• [Problem details]
Can you copy out the data exactly? Leave the images out.

• [Listed records]
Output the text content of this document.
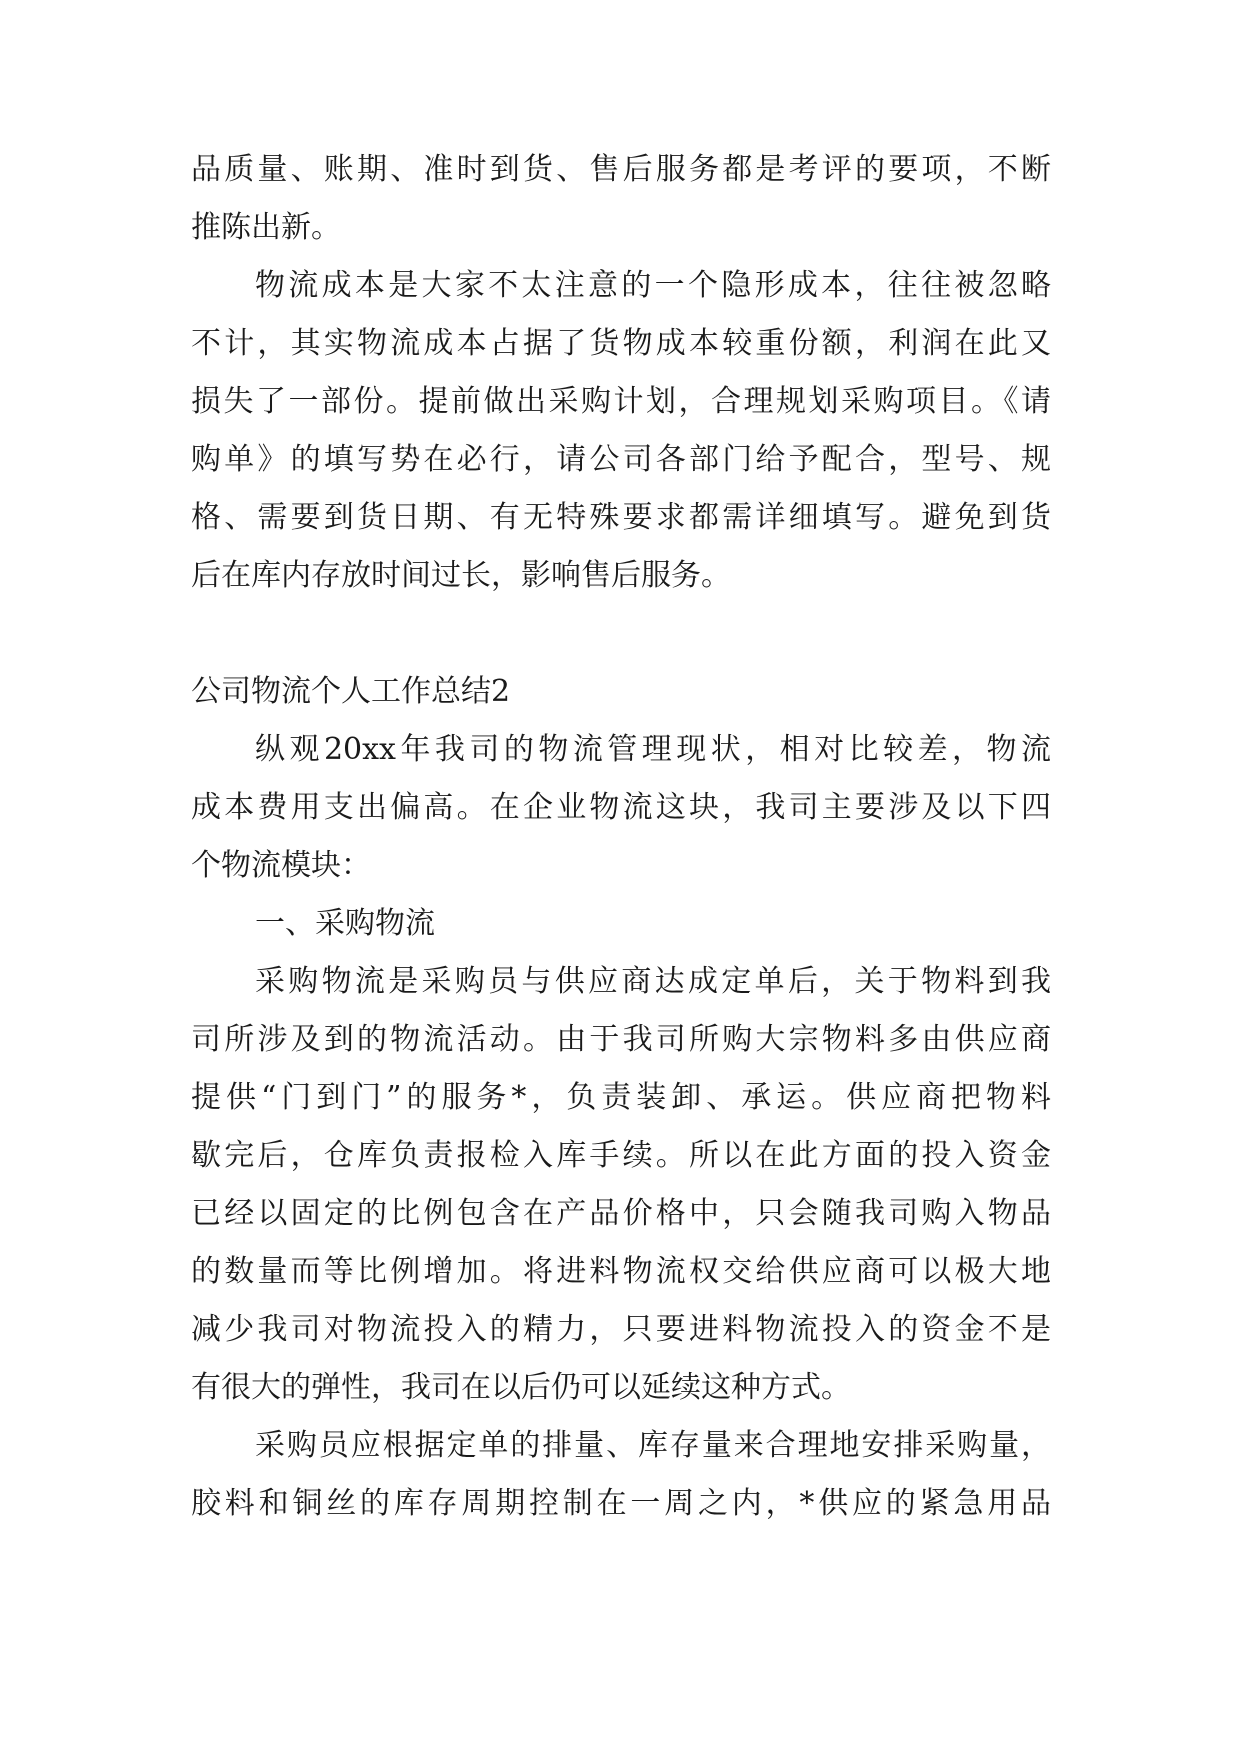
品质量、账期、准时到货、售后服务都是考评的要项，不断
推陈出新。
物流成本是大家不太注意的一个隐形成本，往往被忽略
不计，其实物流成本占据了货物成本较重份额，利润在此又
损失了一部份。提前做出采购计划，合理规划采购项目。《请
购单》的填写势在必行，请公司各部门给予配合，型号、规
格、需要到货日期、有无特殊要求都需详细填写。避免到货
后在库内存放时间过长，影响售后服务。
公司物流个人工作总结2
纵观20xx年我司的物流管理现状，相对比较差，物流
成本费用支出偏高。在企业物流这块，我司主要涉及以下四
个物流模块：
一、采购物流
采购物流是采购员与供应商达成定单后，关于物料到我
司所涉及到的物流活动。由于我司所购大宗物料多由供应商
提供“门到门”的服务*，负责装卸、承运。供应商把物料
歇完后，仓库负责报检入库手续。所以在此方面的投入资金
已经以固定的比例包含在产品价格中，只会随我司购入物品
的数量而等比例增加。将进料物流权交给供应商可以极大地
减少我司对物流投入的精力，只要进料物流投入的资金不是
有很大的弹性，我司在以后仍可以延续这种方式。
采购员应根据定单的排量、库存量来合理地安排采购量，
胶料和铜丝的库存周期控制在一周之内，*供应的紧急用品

• [Result of this exercise]
Output the text content of this document.
品质量、账期、准时到货、售后服务都是考评的要项，不断
推陈出新。
物流成本是大家不太注意的一个隐形成本，往往被忽略
不计，其实物流成本占据了货物成本较重份额，利润在此又
损失了一部份。提前做出采购计划，合理规划采购项目。《请
购单》的填写势在必行，请公司各部门给予配合，型号、规
格、需要到货日期、有无特殊要求都需详细填写。避免到货
后在库内存放时间过长，影响售后服务。
公司物流个人工作总结2
纵观20xx年我司的物流管理现状，相对比较差，物流
成本费用支出偏高。在企业物流这块，我司主要涉及以下四
个物流模块：
一、采购物流
采购物流是采购员与供应商达成定单后，关于物料到我
司所涉及到的物流活动。由于我司所购大宗物料多由供应商
提供“门到门”的服务*，负责装卸、承运。供应商把物料
歇完后，仓库负责报检入库手续。所以在此方面的投入资金
已经以固定的比例包含在产品价格中，只会随我司购入物品
的数量而等比例增加。将进料物流权交给供应商可以极大地
减少我司对物流投入的精力，只要进料物流投入的资金不是
有很大的弹性，我司在以后仍可以延续这种方式。
采购员应根据定单的排量、库存量来合理地安排采购量，
胶料和铜丝的库存周期控制在一周之内，*供应的紧急用品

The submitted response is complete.